## begin DATASET ROWS
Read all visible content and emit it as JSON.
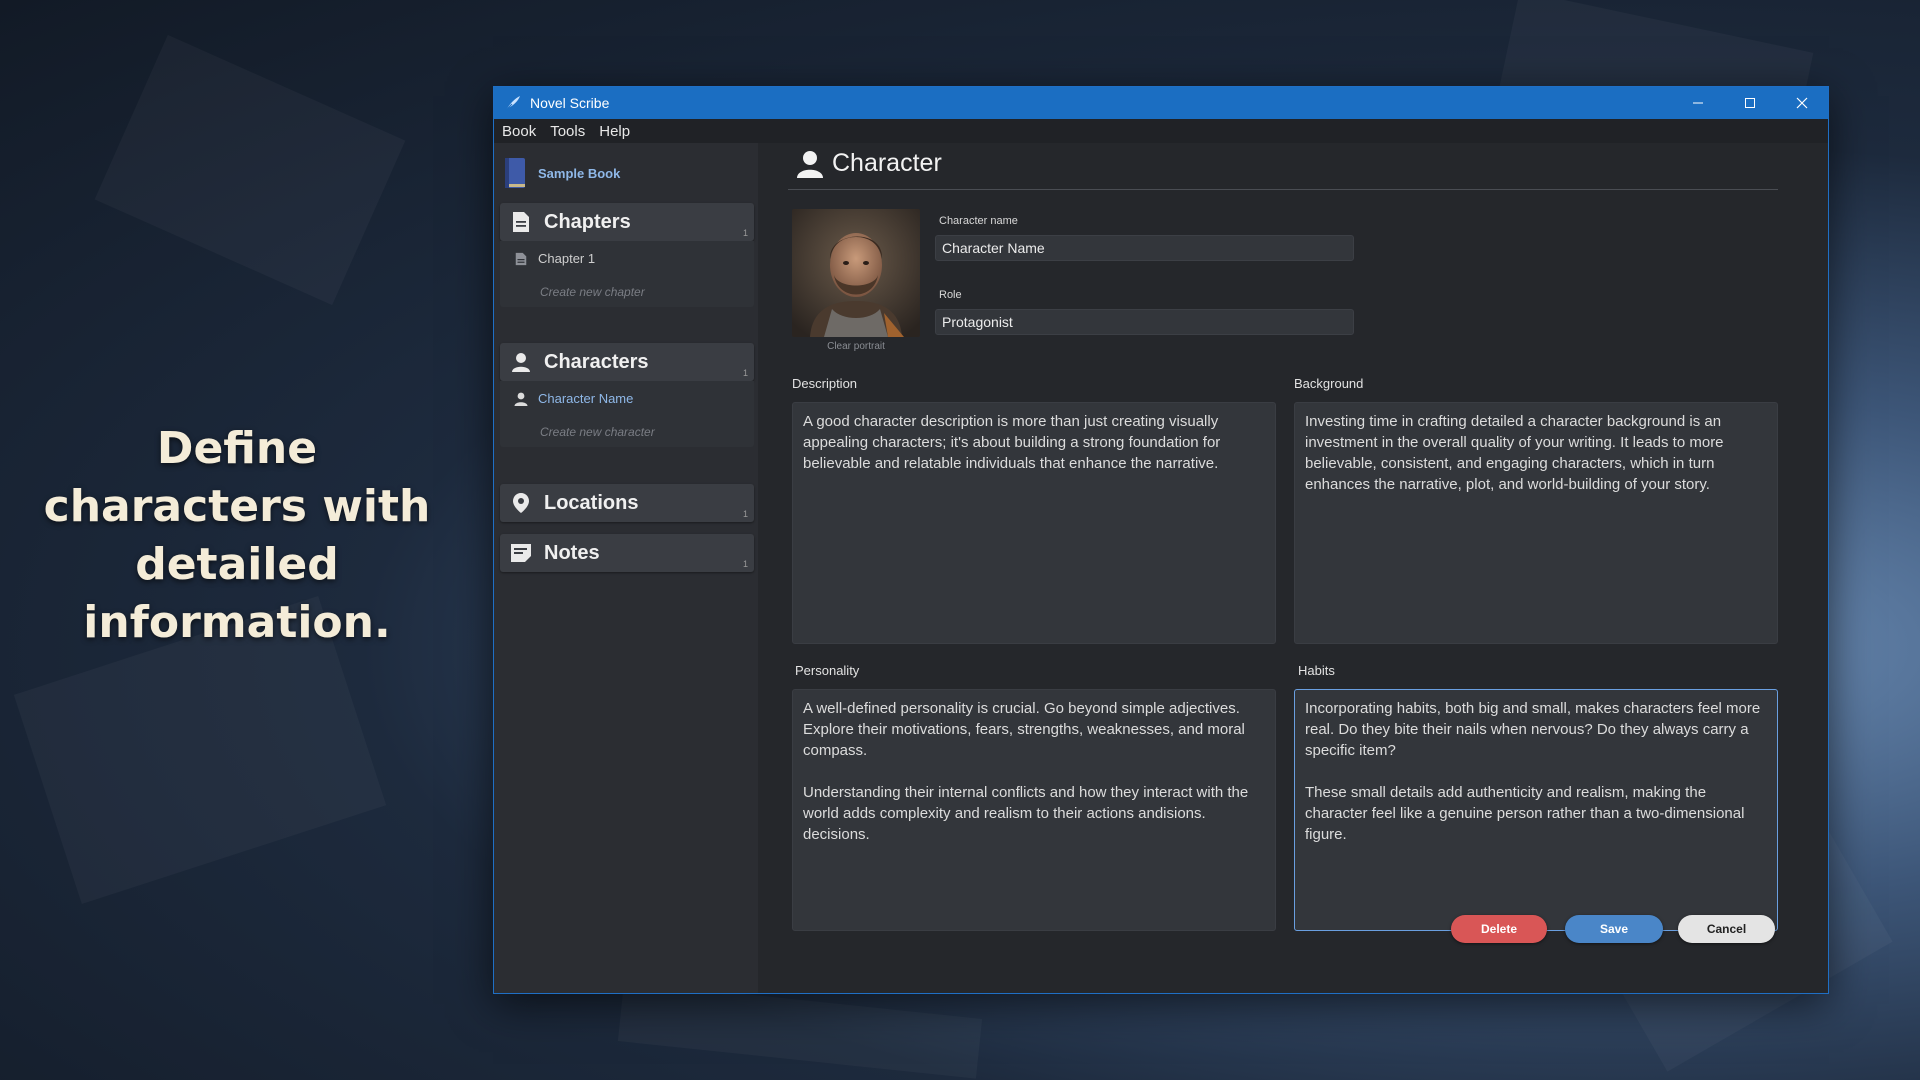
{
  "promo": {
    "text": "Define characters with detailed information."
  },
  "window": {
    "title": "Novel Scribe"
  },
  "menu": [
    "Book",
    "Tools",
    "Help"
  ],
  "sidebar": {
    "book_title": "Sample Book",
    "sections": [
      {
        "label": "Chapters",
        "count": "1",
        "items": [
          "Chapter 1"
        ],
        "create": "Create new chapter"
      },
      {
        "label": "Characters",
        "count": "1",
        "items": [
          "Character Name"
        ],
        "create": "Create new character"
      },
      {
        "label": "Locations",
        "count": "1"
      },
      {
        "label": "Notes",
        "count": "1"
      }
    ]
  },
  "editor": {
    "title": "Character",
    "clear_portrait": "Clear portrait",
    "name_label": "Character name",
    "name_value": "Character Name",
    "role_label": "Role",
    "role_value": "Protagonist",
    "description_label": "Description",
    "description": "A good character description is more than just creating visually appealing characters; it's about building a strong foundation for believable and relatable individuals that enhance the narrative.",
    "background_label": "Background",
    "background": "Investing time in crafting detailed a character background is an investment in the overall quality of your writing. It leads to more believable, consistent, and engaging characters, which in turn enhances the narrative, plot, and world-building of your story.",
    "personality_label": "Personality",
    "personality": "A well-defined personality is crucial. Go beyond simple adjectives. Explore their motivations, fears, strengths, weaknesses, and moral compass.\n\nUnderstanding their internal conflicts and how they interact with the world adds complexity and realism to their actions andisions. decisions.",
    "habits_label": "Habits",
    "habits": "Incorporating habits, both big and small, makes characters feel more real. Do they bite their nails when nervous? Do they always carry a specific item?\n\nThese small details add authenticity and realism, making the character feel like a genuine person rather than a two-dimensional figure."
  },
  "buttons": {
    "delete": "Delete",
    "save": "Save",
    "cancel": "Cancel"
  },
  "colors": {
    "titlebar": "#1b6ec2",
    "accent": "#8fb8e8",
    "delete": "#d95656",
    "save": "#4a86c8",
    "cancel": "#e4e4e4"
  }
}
## end DATASET ROWS
## begin DATASET ROWS
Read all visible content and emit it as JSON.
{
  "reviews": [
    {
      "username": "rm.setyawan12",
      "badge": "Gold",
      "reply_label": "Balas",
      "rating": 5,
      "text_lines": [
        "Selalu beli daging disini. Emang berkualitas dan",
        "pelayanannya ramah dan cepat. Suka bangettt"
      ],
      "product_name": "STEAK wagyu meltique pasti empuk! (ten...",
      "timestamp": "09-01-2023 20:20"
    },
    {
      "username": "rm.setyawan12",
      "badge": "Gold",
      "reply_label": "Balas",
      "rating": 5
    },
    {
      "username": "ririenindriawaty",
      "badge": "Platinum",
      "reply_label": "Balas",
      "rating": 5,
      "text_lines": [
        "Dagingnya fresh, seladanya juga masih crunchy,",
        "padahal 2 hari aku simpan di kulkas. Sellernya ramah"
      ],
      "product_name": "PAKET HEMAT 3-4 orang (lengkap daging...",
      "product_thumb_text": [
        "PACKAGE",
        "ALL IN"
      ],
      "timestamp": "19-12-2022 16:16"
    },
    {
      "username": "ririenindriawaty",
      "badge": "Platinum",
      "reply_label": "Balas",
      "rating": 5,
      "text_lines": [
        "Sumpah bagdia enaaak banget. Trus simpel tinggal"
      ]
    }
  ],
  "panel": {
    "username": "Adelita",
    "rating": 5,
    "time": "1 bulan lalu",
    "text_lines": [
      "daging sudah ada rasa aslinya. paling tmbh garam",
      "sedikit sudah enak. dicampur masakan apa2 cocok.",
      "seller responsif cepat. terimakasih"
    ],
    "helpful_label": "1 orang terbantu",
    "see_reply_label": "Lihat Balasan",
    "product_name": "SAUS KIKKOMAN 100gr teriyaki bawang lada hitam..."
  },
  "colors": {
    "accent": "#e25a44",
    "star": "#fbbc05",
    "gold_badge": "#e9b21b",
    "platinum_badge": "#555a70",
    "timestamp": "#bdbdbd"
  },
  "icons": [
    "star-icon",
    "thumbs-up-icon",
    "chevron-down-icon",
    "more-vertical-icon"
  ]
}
## end DATASET ROWS
## begin DATASET ROWS
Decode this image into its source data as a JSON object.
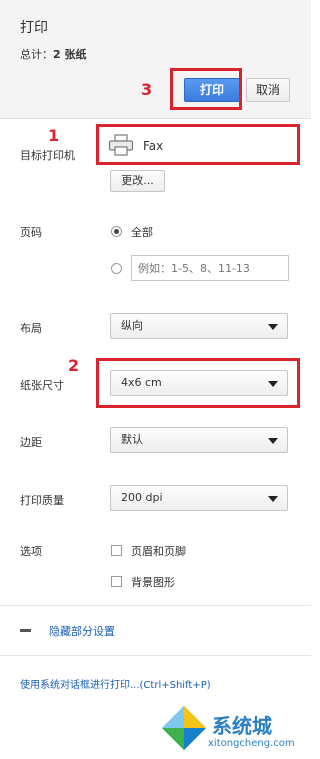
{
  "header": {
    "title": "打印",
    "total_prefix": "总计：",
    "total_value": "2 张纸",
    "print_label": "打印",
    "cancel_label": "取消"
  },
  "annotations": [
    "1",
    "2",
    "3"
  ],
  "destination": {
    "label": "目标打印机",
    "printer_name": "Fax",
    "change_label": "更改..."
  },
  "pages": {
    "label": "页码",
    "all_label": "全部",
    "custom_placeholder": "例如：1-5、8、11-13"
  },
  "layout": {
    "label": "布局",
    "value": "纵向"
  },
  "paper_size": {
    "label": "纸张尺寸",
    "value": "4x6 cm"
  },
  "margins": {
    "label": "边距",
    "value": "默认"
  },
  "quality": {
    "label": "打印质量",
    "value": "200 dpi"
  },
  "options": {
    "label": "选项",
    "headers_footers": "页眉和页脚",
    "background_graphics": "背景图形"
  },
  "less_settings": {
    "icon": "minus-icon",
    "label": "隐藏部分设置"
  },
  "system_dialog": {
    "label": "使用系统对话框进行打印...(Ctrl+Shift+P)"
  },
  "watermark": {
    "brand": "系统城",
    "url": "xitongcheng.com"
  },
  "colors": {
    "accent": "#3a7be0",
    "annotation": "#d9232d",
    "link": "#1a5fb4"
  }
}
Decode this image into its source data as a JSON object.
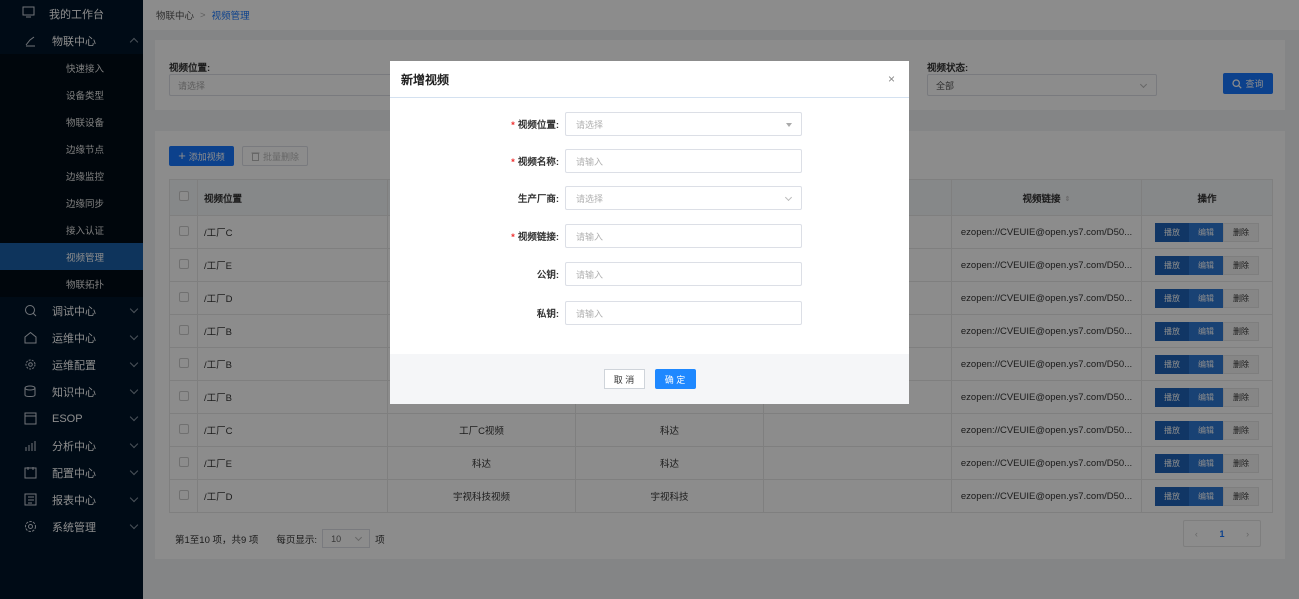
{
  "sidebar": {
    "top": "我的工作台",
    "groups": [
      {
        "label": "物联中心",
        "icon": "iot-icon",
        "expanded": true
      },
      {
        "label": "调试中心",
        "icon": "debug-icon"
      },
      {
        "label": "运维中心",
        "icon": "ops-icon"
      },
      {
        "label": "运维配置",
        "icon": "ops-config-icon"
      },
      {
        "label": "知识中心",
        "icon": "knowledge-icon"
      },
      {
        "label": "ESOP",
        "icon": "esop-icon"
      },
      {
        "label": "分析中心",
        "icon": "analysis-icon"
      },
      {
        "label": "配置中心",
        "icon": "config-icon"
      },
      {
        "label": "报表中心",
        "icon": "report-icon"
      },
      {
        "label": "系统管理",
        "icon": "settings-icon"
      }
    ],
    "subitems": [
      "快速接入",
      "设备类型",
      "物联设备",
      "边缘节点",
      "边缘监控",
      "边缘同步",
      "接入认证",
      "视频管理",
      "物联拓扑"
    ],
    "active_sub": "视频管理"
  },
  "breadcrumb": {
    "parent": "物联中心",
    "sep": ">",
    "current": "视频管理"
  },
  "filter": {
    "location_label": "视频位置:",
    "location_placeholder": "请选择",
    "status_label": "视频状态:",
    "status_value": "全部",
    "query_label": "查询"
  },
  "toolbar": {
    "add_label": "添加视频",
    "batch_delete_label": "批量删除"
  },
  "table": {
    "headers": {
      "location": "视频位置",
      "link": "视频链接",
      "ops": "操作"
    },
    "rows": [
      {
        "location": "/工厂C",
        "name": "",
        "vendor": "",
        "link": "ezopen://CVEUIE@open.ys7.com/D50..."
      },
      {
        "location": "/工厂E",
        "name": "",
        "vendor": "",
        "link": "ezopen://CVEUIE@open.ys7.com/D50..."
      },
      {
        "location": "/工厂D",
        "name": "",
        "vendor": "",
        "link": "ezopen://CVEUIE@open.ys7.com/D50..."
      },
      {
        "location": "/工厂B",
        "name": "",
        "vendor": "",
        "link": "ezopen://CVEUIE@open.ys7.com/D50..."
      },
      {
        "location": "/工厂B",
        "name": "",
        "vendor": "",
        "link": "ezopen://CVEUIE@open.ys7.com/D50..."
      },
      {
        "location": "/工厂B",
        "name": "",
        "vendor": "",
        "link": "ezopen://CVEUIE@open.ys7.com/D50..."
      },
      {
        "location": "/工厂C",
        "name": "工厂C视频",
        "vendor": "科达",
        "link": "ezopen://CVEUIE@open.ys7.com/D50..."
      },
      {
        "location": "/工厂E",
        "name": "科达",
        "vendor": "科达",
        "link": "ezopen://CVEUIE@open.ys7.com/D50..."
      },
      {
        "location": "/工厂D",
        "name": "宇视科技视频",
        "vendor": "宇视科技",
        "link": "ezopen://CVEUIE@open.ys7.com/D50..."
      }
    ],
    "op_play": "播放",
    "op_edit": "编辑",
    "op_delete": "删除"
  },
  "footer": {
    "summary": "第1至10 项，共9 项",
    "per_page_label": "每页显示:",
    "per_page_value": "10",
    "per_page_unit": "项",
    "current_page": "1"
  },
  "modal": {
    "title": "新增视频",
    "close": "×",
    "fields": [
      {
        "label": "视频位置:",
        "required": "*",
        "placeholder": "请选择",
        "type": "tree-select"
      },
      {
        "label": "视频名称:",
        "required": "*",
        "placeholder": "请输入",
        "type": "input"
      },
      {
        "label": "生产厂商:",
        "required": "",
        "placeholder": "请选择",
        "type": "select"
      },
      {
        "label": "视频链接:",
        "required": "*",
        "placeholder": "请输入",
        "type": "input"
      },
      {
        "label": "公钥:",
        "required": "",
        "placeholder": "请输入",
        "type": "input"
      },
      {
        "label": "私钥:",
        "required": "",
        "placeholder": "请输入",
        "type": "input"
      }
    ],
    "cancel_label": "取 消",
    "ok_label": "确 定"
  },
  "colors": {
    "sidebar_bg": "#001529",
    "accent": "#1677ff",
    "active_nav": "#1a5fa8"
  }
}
## end DATASET ROWS
## EXERCISE INSTRUCTIONS
Show all lines in the entries above where the word "believable" appears.

## ANSWER TO THIS PROBLEM
    "description": "A good character description is more than just creating visually appealing characters; it's about building a strong foundation for believable and relatable individuals that enhance the narrative.",
    "background": "Investing time in crafting detailed a character background is an investment in the overall quality of your writing. It leads to more believable, consistent, and engaging characters, which in turn enhances the narrative, plot, and world-building of your story.",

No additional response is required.